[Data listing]
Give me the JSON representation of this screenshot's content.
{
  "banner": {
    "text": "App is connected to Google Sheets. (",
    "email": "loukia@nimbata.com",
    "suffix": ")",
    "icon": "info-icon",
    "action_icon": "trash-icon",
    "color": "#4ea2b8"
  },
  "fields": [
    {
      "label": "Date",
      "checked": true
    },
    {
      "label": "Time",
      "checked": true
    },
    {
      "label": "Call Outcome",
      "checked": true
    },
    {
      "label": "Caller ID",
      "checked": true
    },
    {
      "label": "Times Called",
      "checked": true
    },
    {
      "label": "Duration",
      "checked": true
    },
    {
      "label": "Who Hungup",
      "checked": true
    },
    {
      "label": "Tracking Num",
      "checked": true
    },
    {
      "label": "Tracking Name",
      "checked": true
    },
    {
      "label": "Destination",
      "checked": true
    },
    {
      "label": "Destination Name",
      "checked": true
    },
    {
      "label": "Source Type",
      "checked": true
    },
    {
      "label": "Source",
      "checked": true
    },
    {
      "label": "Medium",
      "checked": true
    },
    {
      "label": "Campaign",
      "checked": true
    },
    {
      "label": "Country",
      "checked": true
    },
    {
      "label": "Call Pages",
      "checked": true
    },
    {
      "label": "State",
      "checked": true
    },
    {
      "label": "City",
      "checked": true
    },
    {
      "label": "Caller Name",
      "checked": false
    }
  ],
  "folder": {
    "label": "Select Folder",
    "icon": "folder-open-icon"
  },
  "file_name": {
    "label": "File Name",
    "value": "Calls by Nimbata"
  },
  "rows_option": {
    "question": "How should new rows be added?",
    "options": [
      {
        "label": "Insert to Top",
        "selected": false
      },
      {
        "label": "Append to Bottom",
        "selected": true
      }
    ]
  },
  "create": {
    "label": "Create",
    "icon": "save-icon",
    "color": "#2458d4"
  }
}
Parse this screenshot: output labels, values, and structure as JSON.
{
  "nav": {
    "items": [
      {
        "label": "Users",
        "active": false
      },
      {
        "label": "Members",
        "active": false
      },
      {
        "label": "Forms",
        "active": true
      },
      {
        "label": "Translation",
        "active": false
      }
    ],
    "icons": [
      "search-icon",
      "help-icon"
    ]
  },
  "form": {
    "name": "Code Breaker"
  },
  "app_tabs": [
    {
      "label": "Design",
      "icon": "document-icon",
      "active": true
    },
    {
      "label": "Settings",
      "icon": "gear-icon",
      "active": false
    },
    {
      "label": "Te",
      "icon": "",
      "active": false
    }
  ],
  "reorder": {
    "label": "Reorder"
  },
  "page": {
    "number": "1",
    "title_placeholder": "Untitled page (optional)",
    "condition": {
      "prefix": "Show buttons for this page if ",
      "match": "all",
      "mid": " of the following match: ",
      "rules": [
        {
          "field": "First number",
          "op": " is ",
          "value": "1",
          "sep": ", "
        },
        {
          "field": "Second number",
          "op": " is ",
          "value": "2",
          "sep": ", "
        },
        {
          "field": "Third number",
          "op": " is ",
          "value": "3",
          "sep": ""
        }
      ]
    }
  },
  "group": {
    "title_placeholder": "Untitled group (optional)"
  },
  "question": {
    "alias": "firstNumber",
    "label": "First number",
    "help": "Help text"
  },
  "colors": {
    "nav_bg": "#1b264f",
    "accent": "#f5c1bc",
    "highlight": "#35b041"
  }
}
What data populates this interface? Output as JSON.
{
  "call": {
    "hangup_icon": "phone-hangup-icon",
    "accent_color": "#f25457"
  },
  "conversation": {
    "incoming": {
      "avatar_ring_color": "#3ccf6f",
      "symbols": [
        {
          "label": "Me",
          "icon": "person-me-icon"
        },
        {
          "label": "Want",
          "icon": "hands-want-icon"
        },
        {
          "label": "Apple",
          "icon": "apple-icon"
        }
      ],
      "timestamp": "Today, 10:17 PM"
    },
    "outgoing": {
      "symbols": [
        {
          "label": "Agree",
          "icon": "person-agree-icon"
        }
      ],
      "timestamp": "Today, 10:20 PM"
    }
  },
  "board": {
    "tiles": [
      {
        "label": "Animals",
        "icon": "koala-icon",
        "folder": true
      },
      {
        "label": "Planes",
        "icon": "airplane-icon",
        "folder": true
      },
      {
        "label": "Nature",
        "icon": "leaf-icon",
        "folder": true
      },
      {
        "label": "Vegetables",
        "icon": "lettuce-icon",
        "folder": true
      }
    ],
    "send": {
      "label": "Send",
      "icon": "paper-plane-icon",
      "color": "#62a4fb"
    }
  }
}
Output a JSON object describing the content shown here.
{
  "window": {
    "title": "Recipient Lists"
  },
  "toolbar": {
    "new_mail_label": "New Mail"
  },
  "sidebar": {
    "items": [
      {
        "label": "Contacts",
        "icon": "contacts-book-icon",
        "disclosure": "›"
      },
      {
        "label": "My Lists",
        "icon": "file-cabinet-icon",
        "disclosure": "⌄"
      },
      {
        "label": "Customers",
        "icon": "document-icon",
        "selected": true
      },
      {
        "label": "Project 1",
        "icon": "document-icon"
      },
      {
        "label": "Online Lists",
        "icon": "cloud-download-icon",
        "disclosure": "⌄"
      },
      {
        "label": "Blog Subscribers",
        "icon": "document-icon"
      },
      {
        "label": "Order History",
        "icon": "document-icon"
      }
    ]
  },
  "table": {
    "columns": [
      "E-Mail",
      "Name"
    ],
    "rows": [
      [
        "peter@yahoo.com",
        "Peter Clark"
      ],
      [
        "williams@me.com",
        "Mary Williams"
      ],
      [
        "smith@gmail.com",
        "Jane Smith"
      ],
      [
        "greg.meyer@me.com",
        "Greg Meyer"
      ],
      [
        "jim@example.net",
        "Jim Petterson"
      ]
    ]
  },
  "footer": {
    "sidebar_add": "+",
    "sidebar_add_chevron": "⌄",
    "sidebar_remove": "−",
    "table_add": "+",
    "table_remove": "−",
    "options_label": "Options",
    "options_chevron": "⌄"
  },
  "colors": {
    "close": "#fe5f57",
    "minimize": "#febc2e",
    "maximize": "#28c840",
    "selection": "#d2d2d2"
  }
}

## GIVEN REQUEST:
Tell how many lines above contain the word "JSON". Give the number alone.

## THE RESULT:
4